--- BEGIN Records to process ---

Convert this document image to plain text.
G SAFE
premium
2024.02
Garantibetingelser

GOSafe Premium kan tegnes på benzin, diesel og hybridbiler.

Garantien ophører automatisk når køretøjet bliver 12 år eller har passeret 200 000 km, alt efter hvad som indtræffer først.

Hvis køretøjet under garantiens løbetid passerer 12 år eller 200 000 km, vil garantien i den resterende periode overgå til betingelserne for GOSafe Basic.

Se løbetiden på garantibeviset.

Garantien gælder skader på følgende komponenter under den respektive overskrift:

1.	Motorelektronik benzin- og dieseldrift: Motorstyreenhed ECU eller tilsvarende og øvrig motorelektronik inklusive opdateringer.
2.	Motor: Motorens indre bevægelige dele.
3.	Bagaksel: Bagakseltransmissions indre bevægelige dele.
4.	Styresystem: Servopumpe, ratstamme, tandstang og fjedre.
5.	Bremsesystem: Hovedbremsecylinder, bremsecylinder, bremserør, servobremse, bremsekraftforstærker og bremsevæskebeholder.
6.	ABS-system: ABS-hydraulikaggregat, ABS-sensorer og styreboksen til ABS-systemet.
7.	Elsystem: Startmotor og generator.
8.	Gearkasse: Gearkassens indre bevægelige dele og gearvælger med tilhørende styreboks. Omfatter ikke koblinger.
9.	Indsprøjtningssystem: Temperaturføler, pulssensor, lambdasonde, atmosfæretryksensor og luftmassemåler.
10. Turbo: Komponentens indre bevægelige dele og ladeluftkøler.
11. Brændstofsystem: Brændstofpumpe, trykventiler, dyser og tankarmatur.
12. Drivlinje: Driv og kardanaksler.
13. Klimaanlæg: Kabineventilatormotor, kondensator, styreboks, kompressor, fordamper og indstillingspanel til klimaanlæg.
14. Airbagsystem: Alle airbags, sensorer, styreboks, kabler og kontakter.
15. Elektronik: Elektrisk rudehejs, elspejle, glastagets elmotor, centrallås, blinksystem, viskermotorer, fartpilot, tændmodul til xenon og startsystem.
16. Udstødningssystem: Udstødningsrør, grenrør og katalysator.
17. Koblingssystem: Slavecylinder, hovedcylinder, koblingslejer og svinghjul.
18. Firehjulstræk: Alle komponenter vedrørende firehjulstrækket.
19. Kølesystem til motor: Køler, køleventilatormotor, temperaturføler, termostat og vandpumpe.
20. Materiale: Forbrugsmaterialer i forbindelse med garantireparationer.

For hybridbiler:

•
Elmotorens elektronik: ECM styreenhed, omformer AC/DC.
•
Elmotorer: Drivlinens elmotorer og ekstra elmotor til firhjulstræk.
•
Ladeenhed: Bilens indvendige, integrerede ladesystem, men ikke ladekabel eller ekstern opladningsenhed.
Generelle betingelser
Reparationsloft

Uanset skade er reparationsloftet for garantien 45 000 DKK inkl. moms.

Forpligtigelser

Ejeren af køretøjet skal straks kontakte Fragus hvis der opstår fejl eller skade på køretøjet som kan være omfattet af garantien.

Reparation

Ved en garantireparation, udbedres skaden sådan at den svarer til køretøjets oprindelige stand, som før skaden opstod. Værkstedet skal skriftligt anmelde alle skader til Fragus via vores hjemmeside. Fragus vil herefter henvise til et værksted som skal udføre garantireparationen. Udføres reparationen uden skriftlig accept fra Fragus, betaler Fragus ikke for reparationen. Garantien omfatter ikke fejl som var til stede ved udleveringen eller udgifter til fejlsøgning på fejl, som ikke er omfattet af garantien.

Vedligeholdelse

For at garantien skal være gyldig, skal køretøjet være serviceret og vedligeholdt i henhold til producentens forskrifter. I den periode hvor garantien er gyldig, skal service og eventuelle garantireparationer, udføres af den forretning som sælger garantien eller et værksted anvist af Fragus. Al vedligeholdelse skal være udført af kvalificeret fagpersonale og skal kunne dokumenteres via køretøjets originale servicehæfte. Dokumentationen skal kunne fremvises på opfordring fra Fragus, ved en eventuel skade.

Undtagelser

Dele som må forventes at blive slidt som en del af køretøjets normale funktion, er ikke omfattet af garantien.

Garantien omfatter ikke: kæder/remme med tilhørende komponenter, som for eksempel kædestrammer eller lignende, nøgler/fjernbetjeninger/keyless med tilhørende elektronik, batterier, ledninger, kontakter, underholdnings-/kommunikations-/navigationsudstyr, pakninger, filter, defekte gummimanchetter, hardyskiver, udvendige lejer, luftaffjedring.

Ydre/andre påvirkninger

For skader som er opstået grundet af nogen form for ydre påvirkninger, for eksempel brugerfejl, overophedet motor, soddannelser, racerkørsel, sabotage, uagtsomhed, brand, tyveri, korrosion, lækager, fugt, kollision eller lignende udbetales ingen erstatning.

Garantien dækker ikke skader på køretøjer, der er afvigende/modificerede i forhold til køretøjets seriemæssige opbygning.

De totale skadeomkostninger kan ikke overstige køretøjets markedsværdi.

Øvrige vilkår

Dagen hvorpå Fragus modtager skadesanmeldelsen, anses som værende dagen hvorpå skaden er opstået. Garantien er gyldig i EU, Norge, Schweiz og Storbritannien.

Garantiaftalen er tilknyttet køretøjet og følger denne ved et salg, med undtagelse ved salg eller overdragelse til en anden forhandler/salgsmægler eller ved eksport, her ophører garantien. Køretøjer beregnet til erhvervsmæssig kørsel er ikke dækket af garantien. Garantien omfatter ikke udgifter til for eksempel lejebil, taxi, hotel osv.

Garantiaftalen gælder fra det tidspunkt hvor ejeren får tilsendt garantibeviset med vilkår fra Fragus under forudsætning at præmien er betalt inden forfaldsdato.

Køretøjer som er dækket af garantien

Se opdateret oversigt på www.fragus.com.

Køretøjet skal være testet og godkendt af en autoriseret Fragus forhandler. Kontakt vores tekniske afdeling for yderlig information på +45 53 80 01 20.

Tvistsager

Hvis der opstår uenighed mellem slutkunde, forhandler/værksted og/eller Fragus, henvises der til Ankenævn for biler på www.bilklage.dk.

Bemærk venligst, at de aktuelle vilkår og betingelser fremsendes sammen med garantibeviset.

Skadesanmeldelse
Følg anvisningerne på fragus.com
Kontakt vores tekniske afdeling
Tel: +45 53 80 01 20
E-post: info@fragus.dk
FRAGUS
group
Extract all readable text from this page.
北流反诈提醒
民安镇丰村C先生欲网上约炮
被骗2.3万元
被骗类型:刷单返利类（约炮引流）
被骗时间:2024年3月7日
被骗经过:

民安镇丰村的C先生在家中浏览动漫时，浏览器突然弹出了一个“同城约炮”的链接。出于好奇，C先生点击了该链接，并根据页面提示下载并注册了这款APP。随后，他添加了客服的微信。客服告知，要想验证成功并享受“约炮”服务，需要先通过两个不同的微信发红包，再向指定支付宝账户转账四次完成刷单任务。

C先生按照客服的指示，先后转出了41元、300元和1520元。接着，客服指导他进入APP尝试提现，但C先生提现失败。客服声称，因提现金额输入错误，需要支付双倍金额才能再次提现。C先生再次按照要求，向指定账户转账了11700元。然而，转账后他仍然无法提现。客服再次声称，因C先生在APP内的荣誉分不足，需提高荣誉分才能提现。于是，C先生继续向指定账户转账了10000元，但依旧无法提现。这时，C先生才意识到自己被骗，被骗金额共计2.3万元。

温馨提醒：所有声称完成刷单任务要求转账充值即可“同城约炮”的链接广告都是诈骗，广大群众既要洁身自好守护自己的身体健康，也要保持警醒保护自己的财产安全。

--- END Records to process ---

◆ **Instruction**: Locate all lines in the listing above with the word "gælder" and copy them.

◆ **Result of this exercise**:
Garantien gælder skader på følgende komponenter under den respektive overskrift:
Garantiaftalen gælder fra det tidspunkt hvor ejeren får tilsendt garantibeviset med vilkår fra Fragus under forudsætning at præmien er betalt inden forfaldsdato.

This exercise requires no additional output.